>> Start RECORDS FOR THIS EXERCISE

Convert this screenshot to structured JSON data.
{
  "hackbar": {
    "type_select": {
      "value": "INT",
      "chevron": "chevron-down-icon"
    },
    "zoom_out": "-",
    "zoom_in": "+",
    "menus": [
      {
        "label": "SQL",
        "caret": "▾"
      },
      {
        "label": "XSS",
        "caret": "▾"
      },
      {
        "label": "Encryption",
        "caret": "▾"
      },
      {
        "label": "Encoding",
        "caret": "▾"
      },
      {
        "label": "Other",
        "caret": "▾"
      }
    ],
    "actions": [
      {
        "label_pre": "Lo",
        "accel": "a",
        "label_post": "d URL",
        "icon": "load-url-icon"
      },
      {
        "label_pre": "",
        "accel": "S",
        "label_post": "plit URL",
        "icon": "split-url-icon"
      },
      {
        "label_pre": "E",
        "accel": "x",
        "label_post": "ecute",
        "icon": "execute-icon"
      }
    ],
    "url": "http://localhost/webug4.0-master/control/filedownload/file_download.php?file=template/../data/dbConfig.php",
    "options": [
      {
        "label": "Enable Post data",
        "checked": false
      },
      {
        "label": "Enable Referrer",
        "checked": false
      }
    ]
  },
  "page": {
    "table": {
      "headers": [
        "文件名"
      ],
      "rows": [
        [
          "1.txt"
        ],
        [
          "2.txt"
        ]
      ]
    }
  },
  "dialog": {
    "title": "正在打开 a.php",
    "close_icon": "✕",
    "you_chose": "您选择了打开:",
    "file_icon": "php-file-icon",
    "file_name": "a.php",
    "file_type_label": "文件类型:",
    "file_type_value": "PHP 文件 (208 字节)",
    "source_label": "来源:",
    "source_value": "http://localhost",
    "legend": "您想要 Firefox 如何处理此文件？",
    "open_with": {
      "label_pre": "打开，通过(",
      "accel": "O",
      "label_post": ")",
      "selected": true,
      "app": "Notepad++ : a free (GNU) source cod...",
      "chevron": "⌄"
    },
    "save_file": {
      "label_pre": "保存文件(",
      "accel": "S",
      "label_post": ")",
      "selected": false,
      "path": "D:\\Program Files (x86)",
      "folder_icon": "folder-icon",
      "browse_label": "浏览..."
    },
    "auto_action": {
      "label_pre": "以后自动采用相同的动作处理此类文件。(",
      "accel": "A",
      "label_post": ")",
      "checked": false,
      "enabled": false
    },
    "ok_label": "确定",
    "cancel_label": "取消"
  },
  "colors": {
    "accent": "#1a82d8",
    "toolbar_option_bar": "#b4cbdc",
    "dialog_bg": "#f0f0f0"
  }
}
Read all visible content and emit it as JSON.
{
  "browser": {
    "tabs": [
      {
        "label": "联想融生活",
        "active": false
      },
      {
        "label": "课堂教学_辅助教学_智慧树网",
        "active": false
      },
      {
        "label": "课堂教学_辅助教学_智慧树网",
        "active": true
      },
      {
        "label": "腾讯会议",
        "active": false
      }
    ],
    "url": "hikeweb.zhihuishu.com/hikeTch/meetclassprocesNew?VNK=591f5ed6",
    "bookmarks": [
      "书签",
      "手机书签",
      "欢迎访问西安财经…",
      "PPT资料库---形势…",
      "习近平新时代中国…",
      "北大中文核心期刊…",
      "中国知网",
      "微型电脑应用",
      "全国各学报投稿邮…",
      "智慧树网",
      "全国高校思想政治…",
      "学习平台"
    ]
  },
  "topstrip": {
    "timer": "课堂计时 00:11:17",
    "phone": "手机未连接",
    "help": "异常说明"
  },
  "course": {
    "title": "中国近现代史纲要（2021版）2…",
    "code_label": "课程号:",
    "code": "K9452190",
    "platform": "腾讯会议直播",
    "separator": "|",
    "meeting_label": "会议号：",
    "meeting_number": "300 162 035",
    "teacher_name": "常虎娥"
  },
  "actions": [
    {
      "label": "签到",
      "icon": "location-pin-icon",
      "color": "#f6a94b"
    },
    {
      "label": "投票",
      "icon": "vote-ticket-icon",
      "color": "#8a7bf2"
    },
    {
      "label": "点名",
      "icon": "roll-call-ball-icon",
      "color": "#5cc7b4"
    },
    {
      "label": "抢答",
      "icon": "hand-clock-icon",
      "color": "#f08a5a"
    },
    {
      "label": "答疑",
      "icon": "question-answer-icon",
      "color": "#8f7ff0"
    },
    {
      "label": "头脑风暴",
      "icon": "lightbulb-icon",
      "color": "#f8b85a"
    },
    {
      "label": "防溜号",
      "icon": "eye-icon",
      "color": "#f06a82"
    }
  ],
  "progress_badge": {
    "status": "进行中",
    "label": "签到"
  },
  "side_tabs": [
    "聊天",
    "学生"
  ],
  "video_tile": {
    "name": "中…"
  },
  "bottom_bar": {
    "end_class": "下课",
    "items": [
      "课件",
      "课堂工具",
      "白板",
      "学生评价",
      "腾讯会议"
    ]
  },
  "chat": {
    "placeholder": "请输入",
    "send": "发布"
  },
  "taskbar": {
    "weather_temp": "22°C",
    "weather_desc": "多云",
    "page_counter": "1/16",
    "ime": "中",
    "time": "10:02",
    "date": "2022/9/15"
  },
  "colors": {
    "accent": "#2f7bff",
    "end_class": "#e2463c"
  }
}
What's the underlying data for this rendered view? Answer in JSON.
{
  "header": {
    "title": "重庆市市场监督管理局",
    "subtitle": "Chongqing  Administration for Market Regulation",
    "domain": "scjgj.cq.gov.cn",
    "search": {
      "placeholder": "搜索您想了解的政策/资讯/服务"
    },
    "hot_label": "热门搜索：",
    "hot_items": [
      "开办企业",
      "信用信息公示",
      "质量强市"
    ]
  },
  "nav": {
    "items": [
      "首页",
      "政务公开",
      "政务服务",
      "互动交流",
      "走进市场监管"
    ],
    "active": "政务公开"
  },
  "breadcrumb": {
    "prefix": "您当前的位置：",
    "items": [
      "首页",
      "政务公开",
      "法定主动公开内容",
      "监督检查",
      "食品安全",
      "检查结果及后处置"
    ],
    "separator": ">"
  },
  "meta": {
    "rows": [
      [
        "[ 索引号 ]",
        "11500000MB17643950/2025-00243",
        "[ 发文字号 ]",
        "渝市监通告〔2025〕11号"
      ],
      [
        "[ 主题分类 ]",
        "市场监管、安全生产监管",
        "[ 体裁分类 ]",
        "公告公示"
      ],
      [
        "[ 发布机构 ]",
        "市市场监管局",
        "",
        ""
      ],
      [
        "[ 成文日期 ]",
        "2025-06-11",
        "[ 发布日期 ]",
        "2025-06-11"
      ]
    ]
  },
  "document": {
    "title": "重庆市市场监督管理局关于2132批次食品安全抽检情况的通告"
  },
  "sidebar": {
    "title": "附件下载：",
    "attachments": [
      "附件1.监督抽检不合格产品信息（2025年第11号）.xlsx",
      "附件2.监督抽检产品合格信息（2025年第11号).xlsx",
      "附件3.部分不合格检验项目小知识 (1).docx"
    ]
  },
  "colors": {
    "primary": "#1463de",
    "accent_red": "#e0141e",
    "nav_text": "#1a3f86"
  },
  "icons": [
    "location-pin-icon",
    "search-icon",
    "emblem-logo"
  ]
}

>> End RECORDS FOR THIS EXERCISE

EXERCISE OBJECTIVE ▸
Print every record exactly as it was given.

ANSWER TO THIS TASK ▸
Convert this screenshot to structured JSON data.
{
  "hackbar": {
    "type_select": {
      "value": "INT",
      "chevron": "chevron-down-icon"
    },
    "zoom_out": "-",
    "zoom_in": "+",
    "menus": [
      {
        "label": "SQL",
        "caret": "▾"
      },
      {
        "label": "XSS",
        "caret": "▾"
      },
      {
        "label": "Encryption",
        "caret": "▾"
      },
      {
        "label": "Encoding",
        "caret": "▾"
      },
      {
        "label": "Other",
        "caret": "▾"
      }
    ],
    "actions": [
      {
        "label_pre": "Lo",
        "accel": "a",
        "label_post": "d URL",
        "icon": "load-url-icon"
      },
      {
        "label_pre": "",
        "accel": "S",
        "label_post": "plit URL",
        "icon": "split-url-icon"
      },
      {
        "label_pre": "E",
        "accel": "x",
        "label_post": "ecute",
        "icon": "execute-icon"
      }
    ],
    "url": "http://localhost/webug4.0-master/control/filedownload/file_download.php?file=template/../data/dbConfig.php",
    "options": [
      {
        "label": "Enable Post data",
        "checked": false
      },
      {
        "label": "Enable Referrer",
        "checked": false
      }
    ]
  },
  "page": {
    "table": {
      "headers": [
        "文件名"
      ],
      "rows": [
        [
          "1.txt"
        ],
        [
          "2.txt"
        ]
      ]
    }
  },
  "dialog": {
    "title": "正在打开 a.php",
    "close_icon": "✕",
    "you_chose": "您选择了打开:",
    "file_icon": "php-file-icon",
    "file_name": "a.php",
    "file_type_label": "文件类型:",
    "file_type_value": "PHP 文件 (208 字节)",
    "source_label": "来源:",
    "source_value": "http://localhost",
    "legend": "您想要 Firefox 如何处理此文件？",
    "open_with": {
      "label_pre": "打开，通过(",
      "accel": "O",
      "label_post": ")",
      "selected": true,
      "app": "Notepad++ : a free (GNU) source cod...",
      "chevron": "⌄"
    },
    "save_file": {
      "label_pre": "保存文件(",
      "accel": "S",
      "label_post": ")",
      "selected": false,
      "path": "D:\\Program Files (x86)",
      "folder_icon": "folder-icon",
      "browse_label": "浏览..."
    },
    "auto_action": {
      "label_pre": "以后自动采用相同的动作处理此类文件。(",
      "accel": "A",
      "label_post": ")",
      "checked": false,
      "enabled": false
    },
    "ok_label": "确定",
    "cancel_label": "取消"
  },
  "colors": {
    "accent": "#1a82d8",
    "toolbar_option_bar": "#b4cbdc",
    "dialog_bg": "#f0f0f0"
  }
}
Read all visible content and emit it as JSON.
{
  "browser": {
    "tabs": [
      {
        "label": "联想融生活",
        "active": false
      },
      {
        "label": "课堂教学_辅助教学_智慧树网",
        "active": false
      },
      {
        "label": "课堂教学_辅助教学_智慧树网",
        "active": true
      },
      {
        "label": "腾讯会议",
        "active": false
      }
    ],
    "url": "hikeweb.zhihuishu.com/hikeTch/meetclassprocesNew?VNK=591f5ed6",
    "bookmarks": [
      "书签",
      "手机书签",
      "欢迎访问西安财经…",
      "PPT资料库---形势…",
      "习近平新时代中国…",
      "北大中文核心期刊…",
      "中国知网",
      "微型电脑应用",
      "全国各学报投稿邮…",
      "智慧树网",
      "全国高校思想政治…",
      "学习平台"
    ]
  },
  "topstrip": {
    "timer": "课堂计时 00:11:17",
    "phone": "手机未连接",
    "help": "异常说明"
  },
  "course": {
    "title": "中国近现代史纲要（2021版）2…",
    "code_label": "课程号:",
    "code": "K9452190",
    "platform": "腾讯会议直播",
    "separator": "|",
    "meeting_label": "会议号：",
    "meeting_number": "300 162 035",
    "teacher_name": "常虎娥"
  },
  "actions": [
    {
      "label": "签到",
      "icon": "location-pin-icon",
      "color": "#f6a94b"
    },
    {
      "label": "投票",
      "icon": "vote-ticket-icon",
      "color": "#8a7bf2"
    },
    {
      "label": "点名",
      "icon": "roll-call-ball-icon",
      "color": "#5cc7b4"
    },
    {
      "label": "抢答",
      "icon": "hand-clock-icon",
      "color": "#f08a5a"
    },
    {
      "label": "答疑",
      "icon": "question-answer-icon",
      "color": "#8f7ff0"
    },
    {
      "label": "头脑风暴",
      "icon": "lightbulb-icon",
      "color": "#f8b85a"
    },
    {
      "label": "防溜号",
      "icon": "eye-icon",
      "color": "#f06a82"
    }
  ],
  "progress_badge": {
    "status": "进行中",
    "label": "签到"
  },
  "side_tabs": [
    "聊天",
    "学生"
  ],
  "video_tile": {
    "name": "中…"
  },
  "bottom_bar": {
    "end_class": "下课",
    "items": [
      "课件",
      "课堂工具",
      "白板",
      "学生评价",
      "腾讯会议"
    ]
  },
  "chat": {
    "placeholder": "请输入",
    "send": "发布"
  },
  "taskbar": {
    "weather_temp": "22°C",
    "weather_desc": "多云",
    "page_counter": "1/16",
    "ime": "中",
    "time": "10:02",
    "date": "2022/9/15"
  },
  "colors": {
    "accent": "#2f7bff",
    "end_class": "#e2463c"
  }
}
What's the underlying data for this rendered view? Answer in JSON.
{
  "header": {
    "title": "重庆市市场监督管理局",
    "subtitle": "Chongqing  Administration for Market Regulation",
    "domain": "scjgj.cq.gov.cn",
    "search": {
      "placeholder": "搜索您想了解的政策/资讯/服务"
    },
    "hot_label": "热门搜索：",
    "hot_items": [
      "开办企业",
      "信用信息公示",
      "质量强市"
    ]
  },
  "nav": {
    "items": [
      "首页",
      "政务公开",
      "政务服务",
      "互动交流",
      "走进市场监管"
    ],
    "active": "政务公开"
  },
  "breadcrumb": {
    "prefix": "您当前的位置：",
    "items": [
      "首页",
      "政务公开",
      "法定主动公开内容",
      "监督检查",
      "食品安全",
      "检查结果及后处置"
    ],
    "separator": ">"
  },
  "meta": {
    "rows": [
      [
        "[ 索引号 ]",
        "11500000MB17643950/2025-00243",
        "[ 发文字号 ]",
        "渝市监通告〔2025〕11号"
      ],
      [
        "[ 主题分类 ]",
        "市场监管、安全生产监管",
        "[ 体裁分类 ]",
        "公告公示"
      ],
      [
        "[ 发布机构 ]",
        "市市场监管局",
        "",
        ""
      ],
      [
        "[ 成文日期 ]",
        "2025-06-11",
        "[ 发布日期 ]",
        "2025-06-11"
      ]
    ]
  },
  "document": {
    "title": "重庆市市场监督管理局关于2132批次食品安全抽检情况的通告"
  },
  "sidebar": {
    "title": "附件下载：",
    "attachments": [
      "附件1.监督抽检不合格产品信息（2025年第11号）.xlsx",
      "附件2.监督抽检产品合格信息（2025年第11号).xlsx",
      "附件3.部分不合格检验项目小知识 (1).docx"
    ]
  },
  "colors": {
    "primary": "#1463de",
    "accent_red": "#e0141e",
    "nav_text": "#1a3f86"
  },
  "icons": [
    "location-pin-icon",
    "search-icon",
    "emblem-logo"
  ]
}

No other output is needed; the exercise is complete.